- Given exercise 1: In the blog excerpt, rewrite the paragraph beginning "Today the "selfie" is all conquering" as a short list that keeps its main facts.
- Given exercise 2: In the blog excerpt, substitute "Edwardians" for "Victorians" and give the stretch from "Photographic trickery" through "faked the photographs.".
- Given exercise 3:
Using the blog excerpt, state whether each statement agrees with it, answering yes or no and quoting the deciding words:
(a) The cousins took five photographs in 1917.
(b) The Belmont TV transmission mast is 1,000 feet tall.
(c) The sign in Williamson Park, Lancaster, read "Slow - Children & Dogs Everywhere".

- Excerpt to read:
= = = =

Showing posts with label illusion. Show all posts
Showing posts with label illusion. Show all posts

Saturday, April 05, 2014

Photographic trickery

click photo to enlarge
Trickery has been a part of photography ever since the invention of the medium, and certainly entertained the Victorians. In twentieth century England the Cottingley Fairies became a celebrated example of the art. In fact, the five photographs that cousins Elsie Wright and Frances Griffiths took in 1917 were so good that they convinced many that the "the little people" were real and not a product of the story teller's art. The author of "Sherlock Holmes", Arthur Conan Doyle, a confirmed spiritualist, saw them as a genuine example of a psychic phenomenon. Not until the 1983 did the cousins admit that they had faked the photographs.

Today the "selfie" is all conquering, but there was a time when people experimented making illusionistic photographs. A person in the foreground positioned and standing so that they appeared to be holding up a bridge or the moon, people adopting the "Harry Worth" position at the corner of a shop window, and car hub caps tossed in air to be passed off as flying saucers, were all popular subjects.

On a recent walk on the Lincolnshire Wolds I saw a sight that I just had to photograph for the illusion that it suggested. Looking across some fields and trees I saw what appeared to be a rocket shortly after blast-off, rising out of a massive cloud of smoke of its own making. What I was seeing in reality was the top of the Belmont TV transmission mast, a slender structure 1,154 feet (351 metres) tall, firmly braced by cables, from which the signal to my TV (and the TVs of many others!) is broadcast. It was sticking up out of one of the banks of mist and cloud that periodically blanked then revealed the sun as we set off on our walk. Looking at the "rocket" I recalled that the date was 1st April.

photograph and text © Tony Boughen

Camera: Nikon D5300
Mode: Aperture Priority
Focal Length: 52mm (78mm - 35mm equiv.)
F No: f8
Shutter Speed: 1/400 sec
ISO:100
Exposure Compensation: 0 EV
Image Stabilisation: On

Thursday, December 27, 2012

Signs and sentience

click photo to enlarge
Over the years I've posted quite a few photographs of signs. Some of them, such as the recent one of the London Underground roundel show specimens displaying exemplary design, others, as is the case with this old road sign, illustrate how signs in the past emphasised the message much more than presentation. However, it is those signs that say more than the writer intended that I enjoy most of all.

I particularly relished the sign I came across in Williamson Park, Lancaster, that proclaimed, "Danger - Shallow Water" and I had to drive carefully and look behind every tree and bush when I came upon the sign at Bleasdale, Lancashire, that said, "Slow - Children & Dogs Everywhere". Then there was the sign on a Blackpool pier exhorting visitors not to attach bicycles to the railings because to do so was a fire hazard. I felt I had little choice but to give that blog post the title, "Incendiary bicycles?"

= = = =

- Stored rows:
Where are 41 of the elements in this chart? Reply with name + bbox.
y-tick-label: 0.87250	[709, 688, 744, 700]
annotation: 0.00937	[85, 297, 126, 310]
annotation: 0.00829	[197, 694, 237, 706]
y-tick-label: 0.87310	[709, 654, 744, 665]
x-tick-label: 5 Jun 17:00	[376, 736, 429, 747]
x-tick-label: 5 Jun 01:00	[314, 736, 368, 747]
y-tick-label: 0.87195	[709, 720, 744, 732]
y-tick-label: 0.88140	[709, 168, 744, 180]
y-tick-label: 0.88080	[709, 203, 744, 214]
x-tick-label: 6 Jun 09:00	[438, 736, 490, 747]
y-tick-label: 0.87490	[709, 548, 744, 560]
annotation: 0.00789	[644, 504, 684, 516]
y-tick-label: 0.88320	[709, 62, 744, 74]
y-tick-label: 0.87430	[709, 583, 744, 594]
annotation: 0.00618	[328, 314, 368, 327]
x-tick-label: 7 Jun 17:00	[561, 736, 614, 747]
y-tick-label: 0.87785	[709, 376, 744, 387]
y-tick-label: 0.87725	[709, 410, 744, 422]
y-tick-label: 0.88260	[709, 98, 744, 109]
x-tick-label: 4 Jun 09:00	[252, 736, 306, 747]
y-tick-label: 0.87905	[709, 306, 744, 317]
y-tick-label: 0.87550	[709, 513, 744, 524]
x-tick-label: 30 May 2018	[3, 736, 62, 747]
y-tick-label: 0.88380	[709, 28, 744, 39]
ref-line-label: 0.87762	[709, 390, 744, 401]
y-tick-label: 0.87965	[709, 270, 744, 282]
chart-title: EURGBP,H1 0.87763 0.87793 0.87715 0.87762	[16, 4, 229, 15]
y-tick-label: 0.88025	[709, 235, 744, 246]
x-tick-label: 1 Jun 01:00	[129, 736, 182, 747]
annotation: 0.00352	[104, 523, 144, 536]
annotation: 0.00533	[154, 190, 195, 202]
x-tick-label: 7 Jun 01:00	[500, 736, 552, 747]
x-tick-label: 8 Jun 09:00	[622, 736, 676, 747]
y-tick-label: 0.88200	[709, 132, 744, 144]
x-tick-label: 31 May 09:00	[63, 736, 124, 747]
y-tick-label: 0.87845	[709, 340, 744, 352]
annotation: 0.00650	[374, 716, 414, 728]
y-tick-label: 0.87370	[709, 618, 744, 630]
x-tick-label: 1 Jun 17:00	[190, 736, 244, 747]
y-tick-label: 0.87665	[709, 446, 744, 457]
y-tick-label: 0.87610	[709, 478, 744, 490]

= = = =

- Complete response 1:
- The "selfie" now dominates, but people once experimented with illusionistic photographs.
- Popular subjects included:
  - a person in the foreground positioned to appear to hold up a bridge or the moon
  - people adopting the "Harry Worth" position at the corner of a shop window
  - car hub caps tossed in the air and passed off as flying saucers

- Complete response 2:
Photographic trickery

click photo to enlarge
Trickery has been a part of photography ever since the invention of the medium, and certainly entertained the Edwardians. In twentieth century England the Cottingley Fairies became a celebrated example of the art. In fact, the five photographs that cousins Elsie Wright and Frances Griffiths took in 1917 were so good that they convinced many that the "the little people" were real and not a product of the story teller's art. The author of "Sherlock Holmes", Arthur Conan Doyle, a confirmed spiritualist, saw them as a genuine example of a psychic phenomenon. Not until the 1983 did the cousins admit that they had faked the photographs.

- Complete response 3:
(a) Yes: "the five photographs that cousins Elsie Wright and Frances Griffiths took in 1917"
(b) No: "a slender structure 1,154 feet (351 metres) tall"
(c) No: "the sign I came across in Williamson Park, Lancaster, that proclaimed, "Danger - Shallow Water""